Dataset entries on figures:

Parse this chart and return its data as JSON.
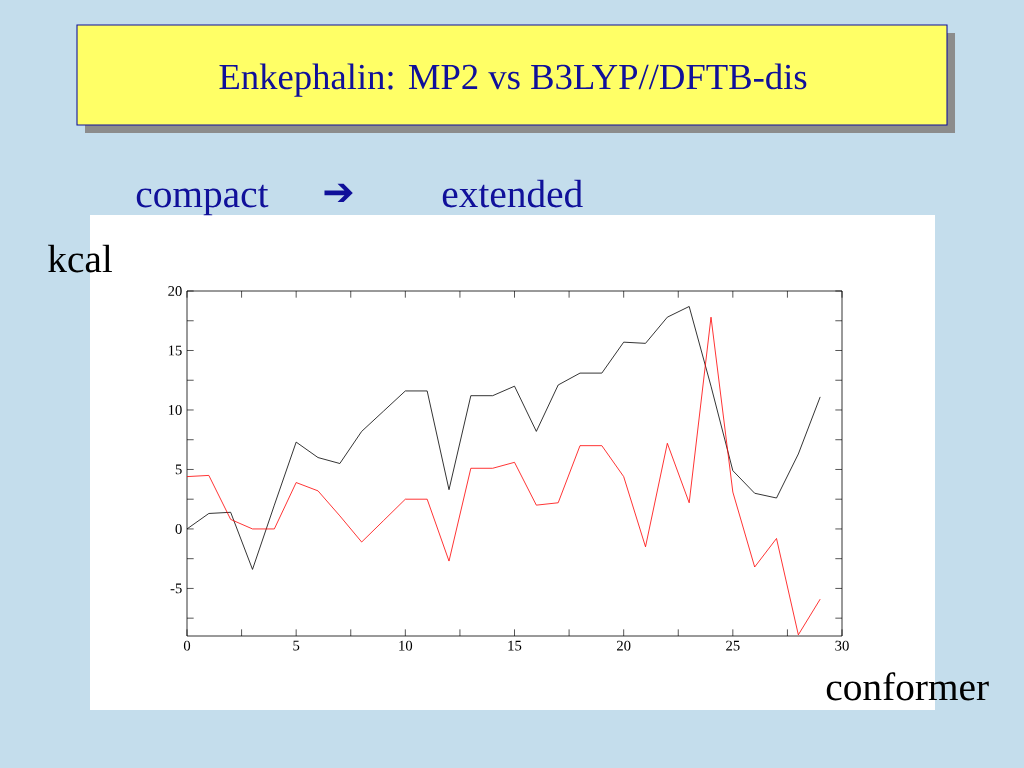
{
  "chart_data": {
    "type": "line",
    "title": "Enkephalin: MP2 vs B3LYP//DFTB-dis",
    "xlabel": "conformer",
    "ylabel": "kcal",
    "annotations": [
      "compact",
      "➔",
      "extended"
    ],
    "x": [
      0,
      1,
      2,
      3,
      4,
      5,
      6,
      7,
      8,
      9,
      10,
      11,
      12,
      13,
      14,
      15,
      16,
      17,
      18,
      19,
      20,
      21,
      22,
      23,
      24,
      25,
      26,
      27,
      28,
      29
    ],
    "series": [
      {
        "color": "#000000",
        "values": [
          0,
          1.3,
          1.4,
          -3.4,
          2.0,
          7.3,
          6.0,
          5.5,
          8.2,
          9.9,
          11.6,
          11.6,
          3.3,
          11.2,
          11.2,
          12.0,
          8.2,
          12.1,
          13.1,
          13.1,
          15.7,
          15.6,
          17.8,
          18.7,
          12.0,
          4.9,
          3.0,
          2.6,
          6.3,
          11.1
        ]
      },
      {
        "color": "#ff0000",
        "values": [
          4.4,
          4.5,
          0.8,
          0,
          0,
          3.9,
          3.2,
          1.1,
          -1.1,
          0.7,
          2.5,
          2.5,
          -2.7,
          5.1,
          5.1,
          5.6,
          2.0,
          2.2,
          7.0,
          7.0,
          4.4,
          -1.5,
          7.2,
          2.2,
          17.8,
          3.1,
          -3.2,
          -0.8,
          -8.9,
          -5.9
        ]
      }
    ],
    "xlim": [
      0,
      30
    ],
    "ylim": [
      -9,
      20
    ],
    "xticks": [
      0,
      {
        "value": 2.5,
        "label": null
      },
      5,
      {
        "value": 7.5,
        "label": null
      },
      10,
      {
        "value": 12.5,
        "label": null
      },
      15,
      {
        "value": 17.5,
        "label": null
      },
      20,
      {
        "value": 22.5,
        "label": null
      },
      25,
      {
        "value": 27.5,
        "label": null
      },
      30
    ],
    "yticks": [
      {
        "value": -7.5,
        "label": null
      },
      -5,
      {
        "value": -2.5,
        "label": null
      },
      0,
      {
        "value": 2.5,
        "label": null
      },
      5,
      {
        "value": 7.5,
        "label": null
      },
      10,
      {
        "value": 12.5,
        "label": null
      },
      15,
      {
        "value": 17.5,
        "label": null
      },
      20
    ]
  }
}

▶ TASK REQUIREMENTS
Restate the full listing verbatim and drop every picture.

▶ TASK RESULT
Parse this chart and return its data as JSON.
{
  "chart_data": {
    "type": "line",
    "title": "Enkephalin: MP2 vs B3LYP//DFTB-dis",
    "xlabel": "conformer",
    "ylabel": "kcal",
    "annotations": [
      "compact",
      "➔",
      "extended"
    ],
    "x": [
      0,
      1,
      2,
      3,
      4,
      5,
      6,
      7,
      8,
      9,
      10,
      11,
      12,
      13,
      14,
      15,
      16,
      17,
      18,
      19,
      20,
      21,
      22,
      23,
      24,
      25,
      26,
      27,
      28,
      29
    ],
    "series": [
      {
        "color": "#000000",
        "values": [
          0,
          1.3,
          1.4,
          -3.4,
          2.0,
          7.3,
          6.0,
          5.5,
          8.2,
          9.9,
          11.6,
          11.6,
          3.3,
          11.2,
          11.2,
          12.0,
          8.2,
          12.1,
          13.1,
          13.1,
          15.7,
          15.6,
          17.8,
          18.7,
          12.0,
          4.9,
          3.0,
          2.6,
          6.3,
          11.1
        ]
      },
      {
        "color": "#ff0000",
        "values": [
          4.4,
          4.5,
          0.8,
          0,
          0,
          3.9,
          3.2,
          1.1,
          -1.1,
          0.7,
          2.5,
          2.5,
          -2.7,
          5.1,
          5.1,
          5.6,
          2.0,
          2.2,
          7.0,
          7.0,
          4.4,
          -1.5,
          7.2,
          2.2,
          17.8,
          3.1,
          -3.2,
          -0.8,
          -8.9,
          -5.9
        ]
      }
    ],
    "xlim": [
      0,
      30
    ],
    "ylim": [
      -9,
      20
    ],
    "xticks": [
      0,
      {
        "value": 2.5,
        "label": null
      },
      5,
      {
        "value": 7.5,
        "label": null
      },
      10,
      {
        "value": 12.5,
        "label": null
      },
      15,
      {
        "value": 17.5,
        "label": null
      },
      20,
      {
        "value": 22.5,
        "label": null
      },
      25,
      {
        "value": 27.5,
        "label": null
      },
      30
    ],
    "yticks": [
      {
        "value": -7.5,
        "label": null
      },
      -5,
      {
        "value": -2.5,
        "label": null
      },
      0,
      {
        "value": 2.5,
        "label": null
      },
      5,
      {
        "value": 7.5,
        "label": null
      },
      10,
      {
        "value": 12.5,
        "label": null
      },
      15,
      {
        "value": 17.5,
        "label": null
      },
      20
    ]
  }
}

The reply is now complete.